**THE PROBLEM:**
Pull out every line of the records below that contains the string "SERRA", and copy each one in full.

**RECORD SET:**
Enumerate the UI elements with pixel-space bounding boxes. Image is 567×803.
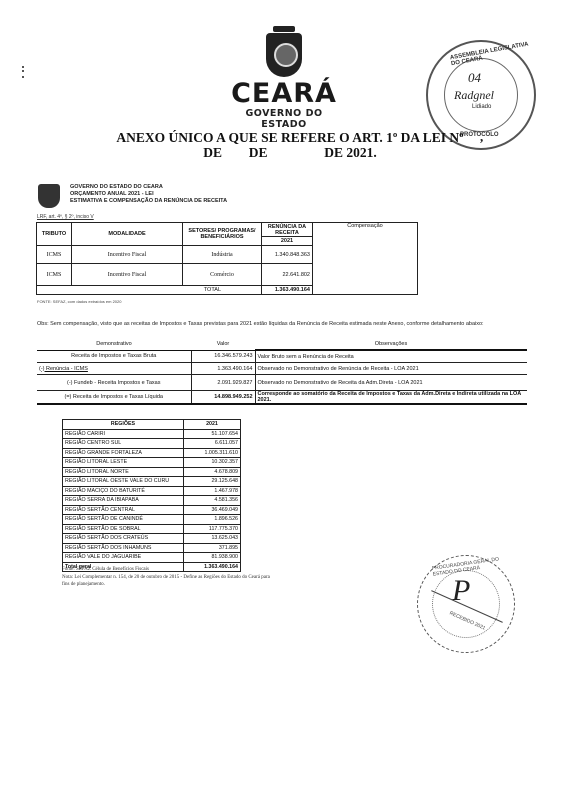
table-row: REGIÃO LITORAL NORTE4.678.809 (63, 467, 241, 477)
col-tributo: TRIBUTO (37, 223, 72, 246)
table-row: Receita de Impostos e Taxas Bruta 16.346… (37, 350, 527, 363)
table-row: REGIÃO SERTÃO DE CANINDÉ1.896.526 (63, 515, 241, 525)
document-title: ANEXO ÚNICO A QUE SE REFERE O ART. 1º DA… (90, 130, 490, 160)
demonstrativo-table: Demonstrativo Valor Observações Receita … (37, 338, 527, 405)
table-row: REGIÃO GRANDE FORTALEZA1.005.311.610 (63, 448, 241, 458)
cell-valor: 371.895 (184, 543, 241, 553)
coat-of-arms-icon (266, 33, 302, 77)
table-row: REGIÃO LITORAL LESTE10.302.357 (63, 458, 241, 468)
table-row: REGIÃO SERTÃO CENTRAL36.469.049 (63, 505, 241, 515)
doc-header-line-2: ORÇAMENTO ANUAL 2021 - LEI (70, 191, 227, 198)
cell-valor: 1.005.311.610 (184, 448, 241, 458)
cell-regiao: REGIÃO SERRA DA IBIAPABA (63, 496, 184, 506)
table-row: (-) Renúncia - ICMS 1.363.490.164 Observ… (37, 363, 527, 375)
cell-valor: 22.641.802 (262, 264, 313, 286)
table-row: REGIÃO SERTÃO DOS INHAMUNS371.895 (63, 543, 241, 553)
col-compensacao: Compensação (313, 223, 418, 295)
cell-valor: 1.467.978 (184, 486, 241, 496)
scan-speck (22, 66, 24, 68)
ceara-logo: CEARÁ GOVERNO DO ESTADO (224, 26, 344, 130)
cell-regiao: REGIÃO SERTÃO CENTRAL (63, 505, 184, 515)
cell-regiao: REGIÃO LITORAL OESTE VALE DO CURU (63, 477, 184, 487)
cell-valor: 6.611.057 (184, 439, 241, 449)
cell-regiao: REGIÃO SERTÃO DOS CRATEÚS (63, 534, 184, 544)
cell-valor: 13.625.043 (184, 534, 241, 544)
cell-note: Valor Bruto sem a Renúncia de Receita (255, 350, 527, 363)
col-2021: 2021 (184, 420, 241, 430)
stamp-number: 04 (468, 70, 481, 86)
cell-value: 2.091.929.827 (191, 375, 255, 391)
col-renuncia: RENÚNCIA DA RECEITA (262, 223, 313, 237)
col-setores: SETORES/ PROGRAMAS/ BENEFICIÁRIOS (183, 223, 262, 246)
cell-modalidade: Incentivo Fiscal (72, 246, 183, 264)
cell-regiao: REGIÃO VALE DO JAGUARIBE (63, 553, 184, 563)
scan-speck (22, 76, 24, 78)
cell-regiao: REGIÃO CARIRI (63, 429, 184, 439)
table-row: REGIÃO MACIÇO DO BATURITÉ1.467.978 (63, 486, 241, 496)
col-valor: Valor (191, 338, 255, 350)
table-row: REGIÃO LITORAL OESTE VALE DO CURU29.125.… (63, 477, 241, 487)
cell-regiao: REGIÃO SERTÃO DOS INHAMUNS (63, 543, 184, 553)
cell-valor: 81.938.900 (184, 553, 241, 563)
cell-regiao: REGIÃO CENTRO SUL (63, 439, 184, 449)
col-observacoes: Observações (255, 338, 527, 350)
cell-tributo: ICMS (37, 264, 72, 286)
cell-setor: Comércio (183, 264, 262, 286)
cell-valor: 117.775.370 (184, 524, 241, 534)
title-de-1: DE (203, 145, 222, 160)
cell-label: (-) Renúncia - ICMS (37, 363, 191, 375)
cell-valor: 4.581.356 (184, 496, 241, 506)
cell-regiao: REGIÃO LITORAL LESTE (63, 458, 184, 468)
total-value: 1.363.490.164 (262, 286, 313, 295)
renuncia-table: TRIBUTO MODALIDADE SETORES/ PROGRAMAS/ B… (36, 222, 418, 295)
cell-setor: Indústria (183, 246, 262, 264)
cell-valor: 4.678.809 (184, 467, 241, 477)
cell-valor: 1.340.848.363 (262, 246, 313, 264)
title-comma: , (480, 129, 483, 145)
cell-regiao: REGIÃO LITORAL NORTE (63, 467, 184, 477)
cell-tributo: ICMS (37, 246, 72, 264)
table-row: REGIÃO VALE DO JAGUARIBE81.938.900 (63, 553, 241, 563)
table-row: REGIÃO SERTÃO DE SOBRAL117.775.370 (63, 524, 241, 534)
cell-valor: 1.896.526 (184, 515, 241, 525)
doc-header-line-1: GOVERNO DO ESTADO DO CEARA (70, 184, 227, 191)
cell-note: Observado no Demonstrativo de Renúncia d… (255, 363, 527, 375)
doc-header-line-3: ESTIMATIVA E COMPENSAÇÃO DA RENÚNCIA DE … (70, 198, 227, 205)
table-source: FONTE: SEFAZ, com dados extraídos em 202… (37, 299, 121, 304)
stamp-signature: Radgnel (454, 88, 494, 103)
table-row: REGIÃO CENTRO SUL6.611.057 (63, 439, 241, 449)
footnote-note: Nota: Lei Complementar n. 154, de 20 de … (62, 574, 272, 589)
lrf-reference: LRF, art. 4º, § 2º, inciso V (37, 214, 94, 220)
col-demonstrativo: Demonstrativo (37, 338, 191, 350)
cell-regiao: REGIÃO SERTÃO DE CANINDÉ (63, 515, 184, 525)
footnote-source: Fonte: SEFAZ Célula de Benefícios Fiscai… (62, 566, 272, 574)
cell-note: Observado no Demonstrativo de Receita da… (255, 375, 527, 391)
total-label: TOTAL (37, 286, 262, 295)
title-line-2: DE DE DE 2021. (90, 145, 490, 160)
cell-note: Corresponde ao somatório da Receita de I… (255, 391, 527, 405)
col-year: 2021 (262, 237, 313, 246)
col-modalidade: MODALIDADE (72, 223, 183, 246)
cell-regiao: REGIÃO GRANDE FORTALEZA (63, 448, 184, 458)
received-stamp: PROCURADORIA GERAL DO ESTADO DO CEARÁ P … (417, 555, 515, 653)
scan-speck (22, 70, 24, 72)
table-row: REGIÃO SERRA DA IBIAPABA4.581.356 (63, 496, 241, 506)
regioes-table: REGIÕES 2021 REGIÃO CARIRI51.107.654REGI… (62, 419, 241, 572)
cell-regiao: REGIÃO MACIÇO DO BATURITÉ (63, 486, 184, 496)
brand-name: CEARÁ (224, 80, 344, 108)
footnotes: Fonte: SEFAZ Célula de Benefícios Fiscai… (62, 566, 272, 589)
cell-label: (-) Fundeb - Receita Impostos e Taxas (37, 375, 191, 391)
stamp-small-text: Lidiado (472, 104, 491, 110)
cell-valor: 29.125.648 (184, 477, 241, 487)
brand-subtitle: GOVERNO DO ESTADO (224, 108, 344, 130)
cell-label: (=) Receita de Impostos e Taxas Líquida (37, 391, 191, 405)
crown-icon (273, 26, 295, 32)
table-row: (-) Fundeb - Receita Impostos e Taxas 2.… (37, 375, 527, 391)
cell-modalidade: Incentivo Fiscal (72, 264, 183, 286)
cell-valor: 36.469.049 (184, 505, 241, 515)
col-regioes: REGIÕES (63, 420, 184, 430)
title-line-1: ANEXO ÚNICO A QUE SE REFERE O ART. 1º DA… (90, 130, 490, 145)
title-de-2: DE (249, 145, 268, 160)
cell-valor: 10.302.357 (184, 458, 241, 468)
observation-text: Obs: Sem compensação, visto que as recei… (37, 321, 484, 327)
cell-regiao: REGIÃO SERTÃO DE SOBRAL (63, 524, 184, 534)
cell-label: Receita de Impostos e Taxas Bruta (37, 350, 191, 363)
cell-value: 16.346.579.243 (191, 350, 255, 363)
cell-valor: 51.107.654 (184, 429, 241, 439)
table-row: REGIÃO CARIRI51.107.654 (63, 429, 241, 439)
cell-value: 14.898.949.252 (191, 391, 255, 405)
cell-value: 1.363.490.164 (191, 363, 255, 375)
table-row: REGIÃO SERTÃO DOS CRATEÚS13.625.043 (63, 534, 241, 544)
mini-coat-of-arms-icon (38, 184, 60, 208)
title-year: DE 2021. (324, 145, 377, 160)
doc-header: GOVERNO DO ESTADO DO CEARA ORÇAMENTO ANU… (70, 184, 227, 205)
table-row: (=) Receita de Impostos e Taxas Líquida … (37, 391, 527, 405)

**OUTPUT FOR THIS TASK:**
cell-regiao: REGIÃO SERRA DA IBIAPABA (63, 496, 184, 506)
table-row: REGIÃO SERRA DA IBIAPABA4.581.356 (63, 496, 241, 506)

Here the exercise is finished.